--- Stored records ---

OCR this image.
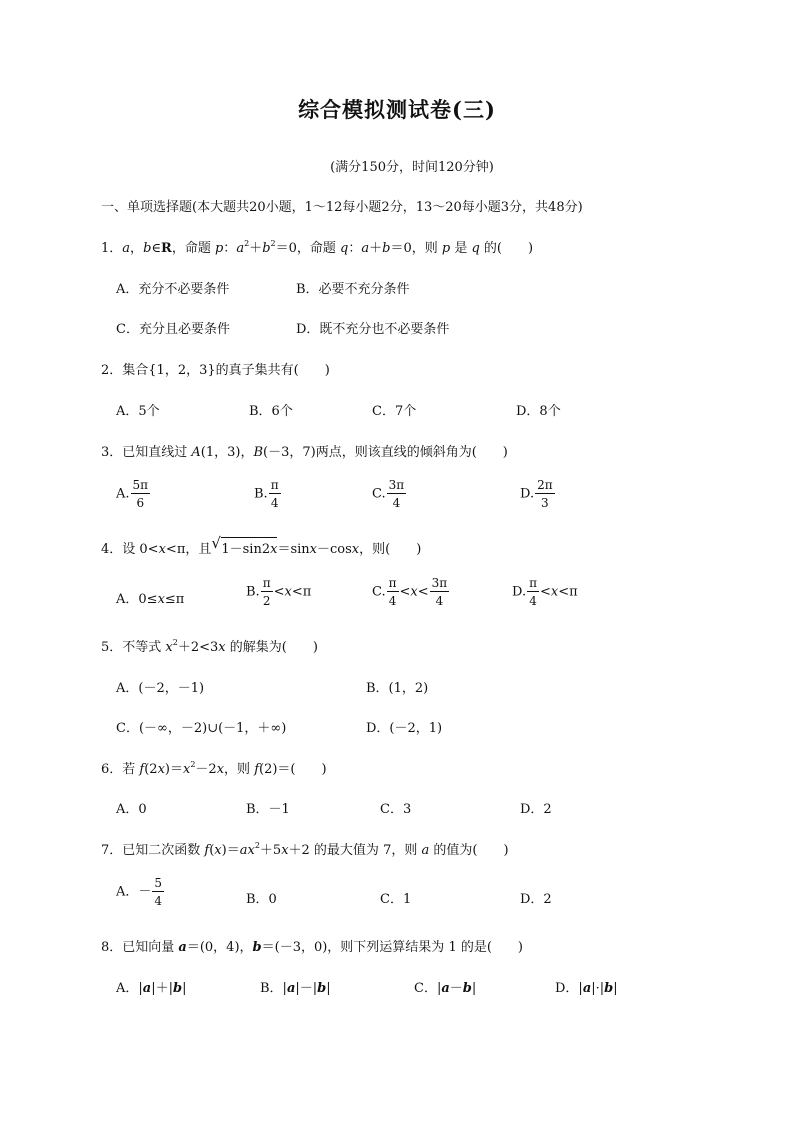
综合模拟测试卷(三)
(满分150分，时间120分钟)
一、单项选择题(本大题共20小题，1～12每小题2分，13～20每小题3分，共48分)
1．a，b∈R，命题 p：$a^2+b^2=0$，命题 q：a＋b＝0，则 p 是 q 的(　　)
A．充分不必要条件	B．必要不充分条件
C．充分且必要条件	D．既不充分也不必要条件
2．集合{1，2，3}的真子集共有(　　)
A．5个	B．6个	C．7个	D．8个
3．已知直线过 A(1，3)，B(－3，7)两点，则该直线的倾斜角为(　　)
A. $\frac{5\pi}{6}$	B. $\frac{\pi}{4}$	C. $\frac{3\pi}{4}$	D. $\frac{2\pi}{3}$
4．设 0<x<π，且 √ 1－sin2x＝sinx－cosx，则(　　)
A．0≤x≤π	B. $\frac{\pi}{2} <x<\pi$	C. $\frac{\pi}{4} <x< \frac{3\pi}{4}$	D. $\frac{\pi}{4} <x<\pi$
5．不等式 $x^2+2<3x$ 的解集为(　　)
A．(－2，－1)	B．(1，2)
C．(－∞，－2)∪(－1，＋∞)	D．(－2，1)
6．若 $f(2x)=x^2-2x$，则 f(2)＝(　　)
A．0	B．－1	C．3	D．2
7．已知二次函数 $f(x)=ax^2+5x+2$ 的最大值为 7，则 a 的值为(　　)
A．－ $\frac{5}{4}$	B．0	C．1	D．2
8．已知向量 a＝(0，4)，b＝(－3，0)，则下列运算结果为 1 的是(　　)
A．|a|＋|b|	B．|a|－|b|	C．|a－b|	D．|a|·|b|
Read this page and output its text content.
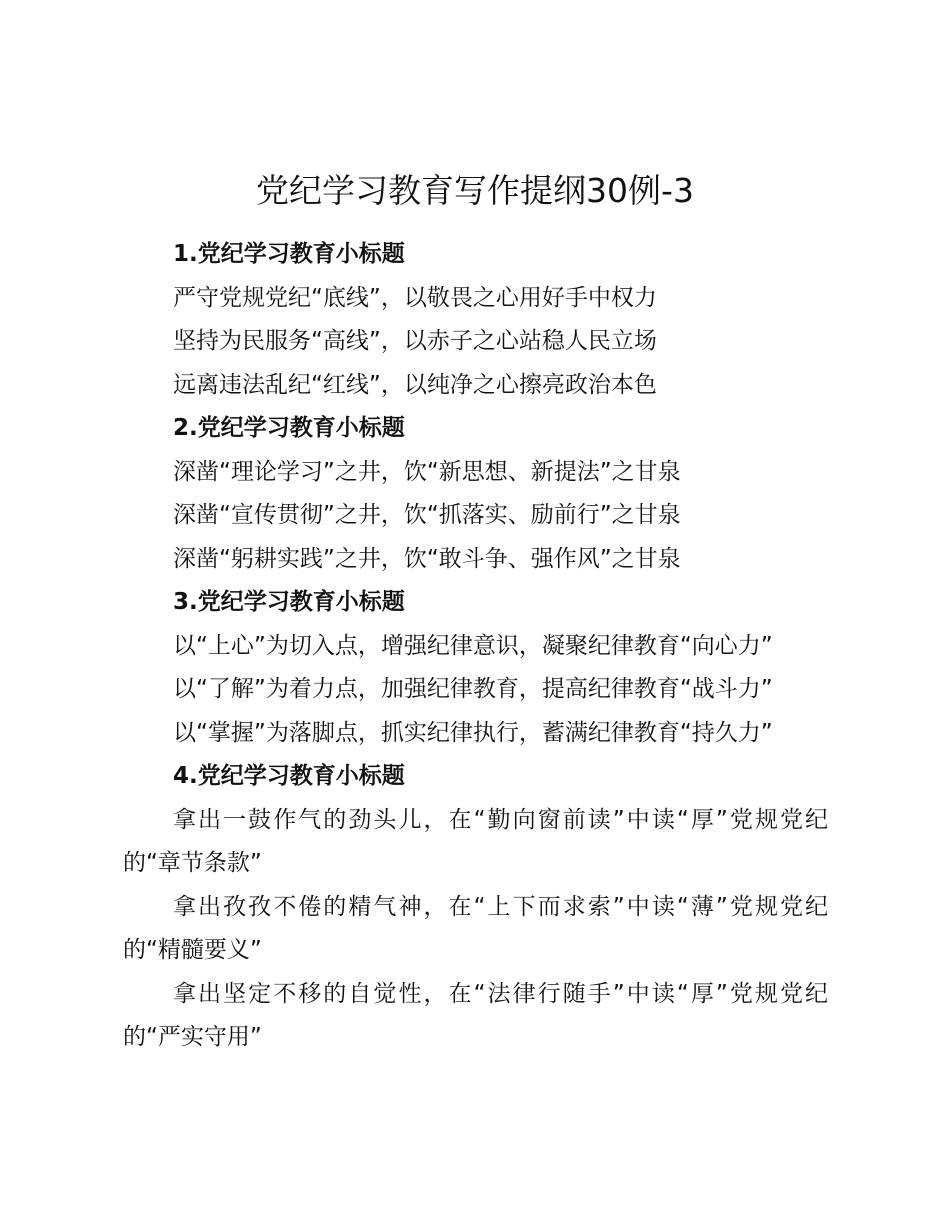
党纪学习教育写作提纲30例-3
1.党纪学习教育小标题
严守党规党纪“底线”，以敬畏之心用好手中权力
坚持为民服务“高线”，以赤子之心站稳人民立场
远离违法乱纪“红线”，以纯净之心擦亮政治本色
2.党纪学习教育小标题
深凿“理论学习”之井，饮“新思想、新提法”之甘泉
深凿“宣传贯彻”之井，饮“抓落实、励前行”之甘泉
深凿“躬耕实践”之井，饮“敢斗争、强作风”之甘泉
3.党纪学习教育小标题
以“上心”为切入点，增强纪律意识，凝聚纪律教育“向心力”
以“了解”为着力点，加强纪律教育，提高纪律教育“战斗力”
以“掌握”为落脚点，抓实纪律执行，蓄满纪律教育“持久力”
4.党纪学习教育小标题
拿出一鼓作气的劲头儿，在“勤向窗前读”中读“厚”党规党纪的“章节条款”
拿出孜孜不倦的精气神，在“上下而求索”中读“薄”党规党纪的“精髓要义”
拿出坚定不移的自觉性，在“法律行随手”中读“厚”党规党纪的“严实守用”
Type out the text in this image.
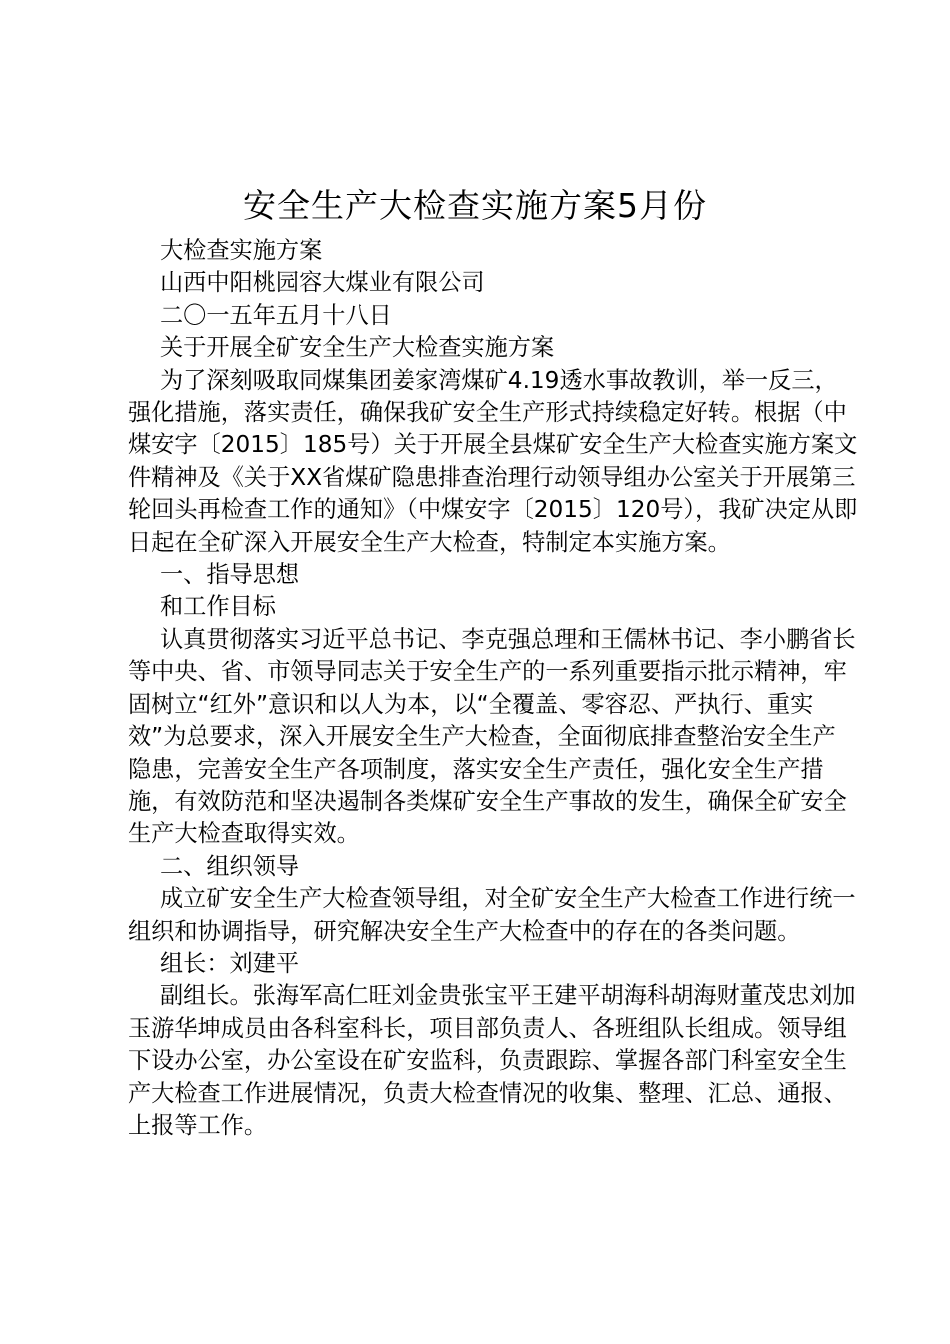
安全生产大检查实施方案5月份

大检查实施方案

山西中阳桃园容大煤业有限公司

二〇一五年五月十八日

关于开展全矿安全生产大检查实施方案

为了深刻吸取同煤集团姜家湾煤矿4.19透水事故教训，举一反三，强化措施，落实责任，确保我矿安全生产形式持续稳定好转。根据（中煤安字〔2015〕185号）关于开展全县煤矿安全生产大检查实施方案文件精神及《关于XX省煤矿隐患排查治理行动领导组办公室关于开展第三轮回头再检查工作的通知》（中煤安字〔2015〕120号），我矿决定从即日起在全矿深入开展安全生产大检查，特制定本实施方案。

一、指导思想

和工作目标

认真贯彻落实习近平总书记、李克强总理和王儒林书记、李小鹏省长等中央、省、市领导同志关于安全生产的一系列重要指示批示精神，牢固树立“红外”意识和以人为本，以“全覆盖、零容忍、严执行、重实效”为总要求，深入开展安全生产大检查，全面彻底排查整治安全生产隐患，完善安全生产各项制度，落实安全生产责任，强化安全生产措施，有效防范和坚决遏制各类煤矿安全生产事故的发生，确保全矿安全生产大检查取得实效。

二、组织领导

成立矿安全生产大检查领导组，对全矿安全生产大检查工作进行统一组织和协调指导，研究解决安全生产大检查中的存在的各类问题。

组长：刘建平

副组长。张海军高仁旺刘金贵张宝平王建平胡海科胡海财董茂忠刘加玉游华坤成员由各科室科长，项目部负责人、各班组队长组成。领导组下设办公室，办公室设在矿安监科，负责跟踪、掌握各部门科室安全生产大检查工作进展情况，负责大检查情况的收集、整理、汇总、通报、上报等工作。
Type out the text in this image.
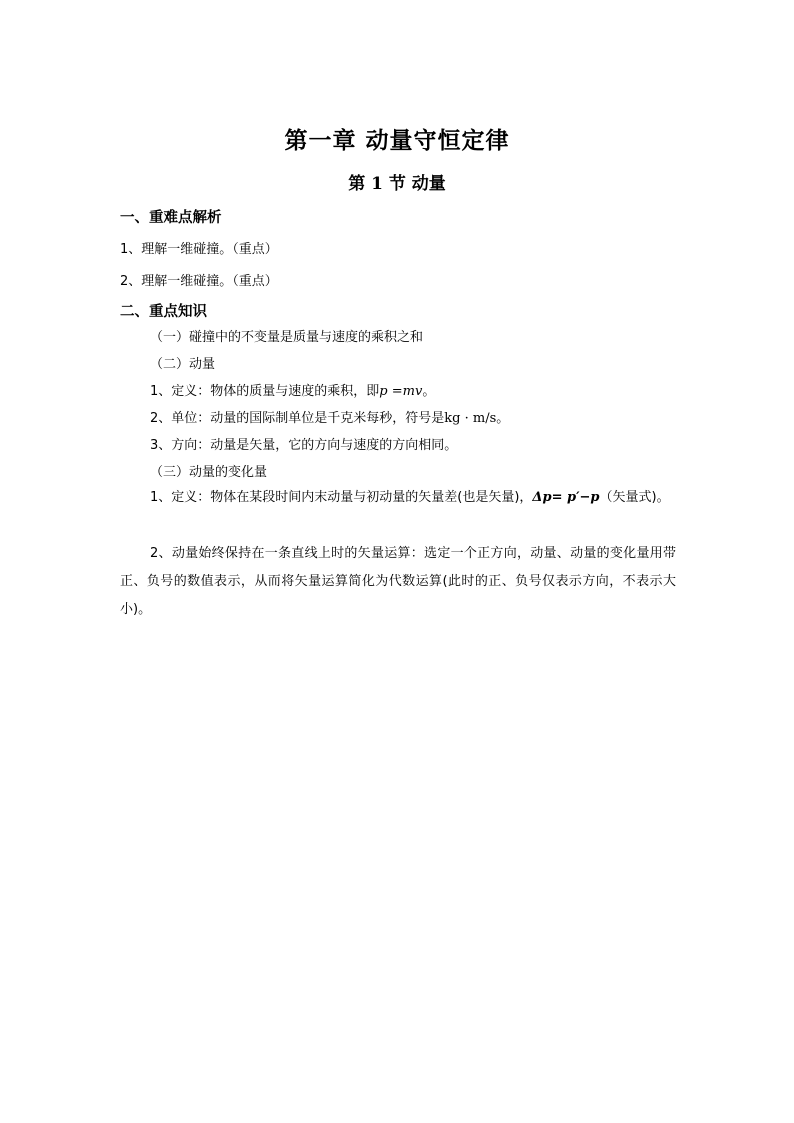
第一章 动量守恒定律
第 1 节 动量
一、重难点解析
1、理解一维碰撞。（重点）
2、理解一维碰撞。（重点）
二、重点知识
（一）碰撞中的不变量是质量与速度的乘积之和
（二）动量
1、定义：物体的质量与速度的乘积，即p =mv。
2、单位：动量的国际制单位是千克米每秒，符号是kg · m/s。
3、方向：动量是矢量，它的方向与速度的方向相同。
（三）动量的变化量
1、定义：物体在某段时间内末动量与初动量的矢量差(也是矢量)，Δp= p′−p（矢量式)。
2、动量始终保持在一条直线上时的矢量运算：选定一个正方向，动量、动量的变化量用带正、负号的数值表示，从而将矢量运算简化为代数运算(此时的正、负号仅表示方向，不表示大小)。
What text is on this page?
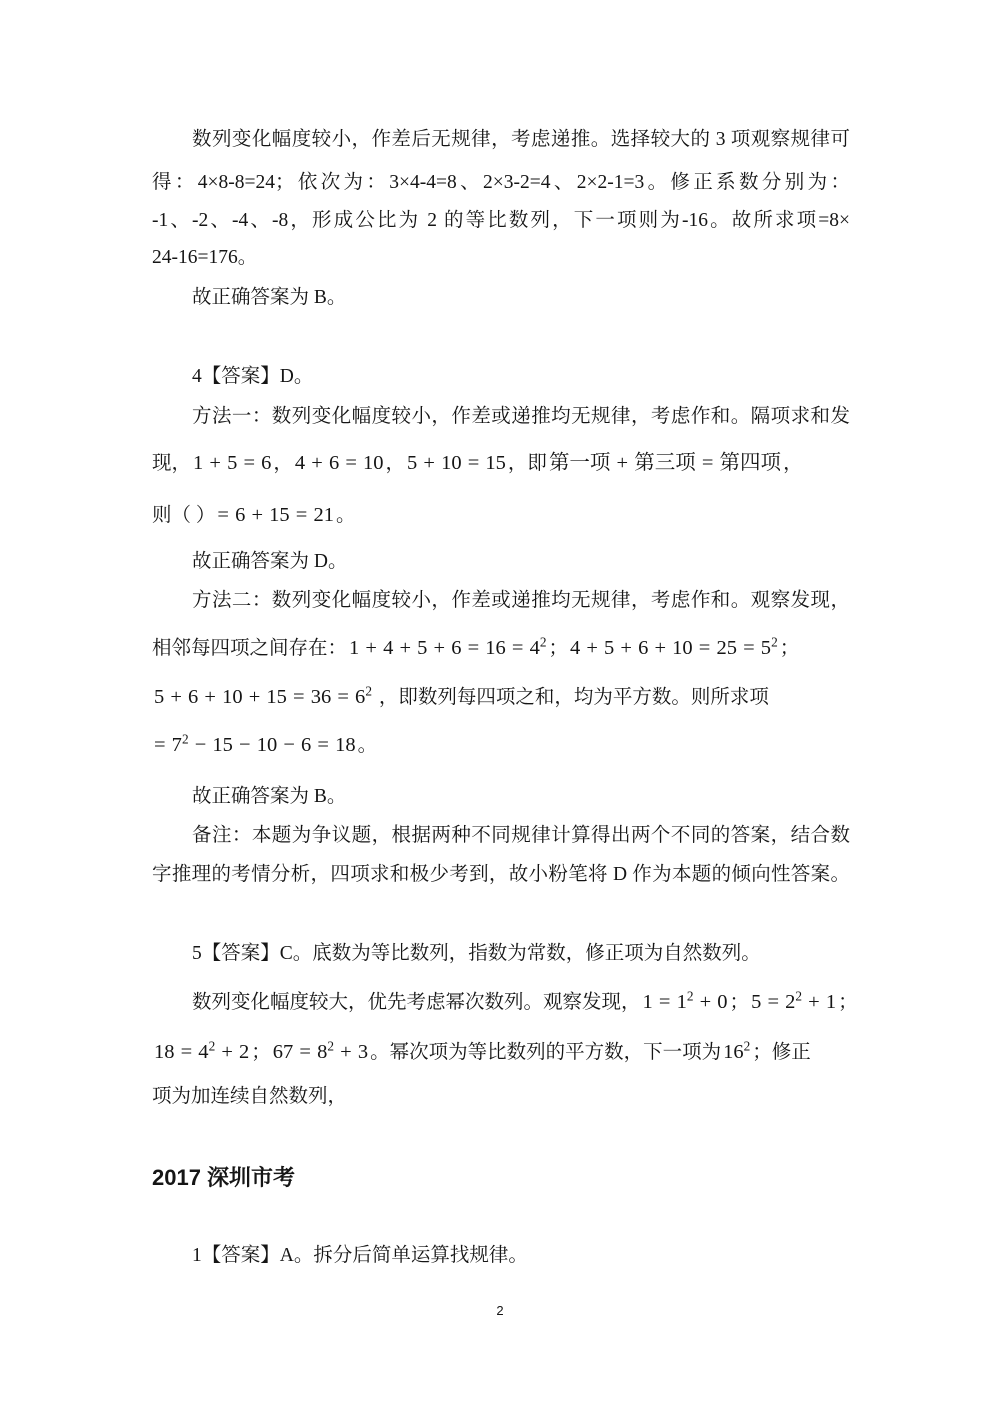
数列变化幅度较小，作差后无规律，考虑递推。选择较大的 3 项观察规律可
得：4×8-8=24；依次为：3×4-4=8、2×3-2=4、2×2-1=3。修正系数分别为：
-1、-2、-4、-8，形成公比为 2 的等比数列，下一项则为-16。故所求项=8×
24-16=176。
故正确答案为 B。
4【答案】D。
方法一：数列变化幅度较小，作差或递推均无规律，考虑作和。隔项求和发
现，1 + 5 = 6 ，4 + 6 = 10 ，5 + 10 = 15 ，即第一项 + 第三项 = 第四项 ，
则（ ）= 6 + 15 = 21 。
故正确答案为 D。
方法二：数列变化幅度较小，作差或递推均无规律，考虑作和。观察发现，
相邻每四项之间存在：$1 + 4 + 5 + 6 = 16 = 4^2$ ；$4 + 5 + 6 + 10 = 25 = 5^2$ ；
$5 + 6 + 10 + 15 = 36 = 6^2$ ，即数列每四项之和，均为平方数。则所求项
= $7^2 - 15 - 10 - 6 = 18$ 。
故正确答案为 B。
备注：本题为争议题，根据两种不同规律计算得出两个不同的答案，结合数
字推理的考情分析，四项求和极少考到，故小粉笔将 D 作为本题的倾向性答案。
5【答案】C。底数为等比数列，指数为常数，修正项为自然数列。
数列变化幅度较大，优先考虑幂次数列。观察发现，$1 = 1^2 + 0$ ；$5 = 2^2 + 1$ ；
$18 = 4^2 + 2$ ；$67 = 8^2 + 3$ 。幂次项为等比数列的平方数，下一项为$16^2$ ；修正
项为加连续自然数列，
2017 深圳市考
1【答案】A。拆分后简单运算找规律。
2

---

Written instruction: Reply with nothing except the number of lines in the listing above that include "党规党纪的".

Task response: 3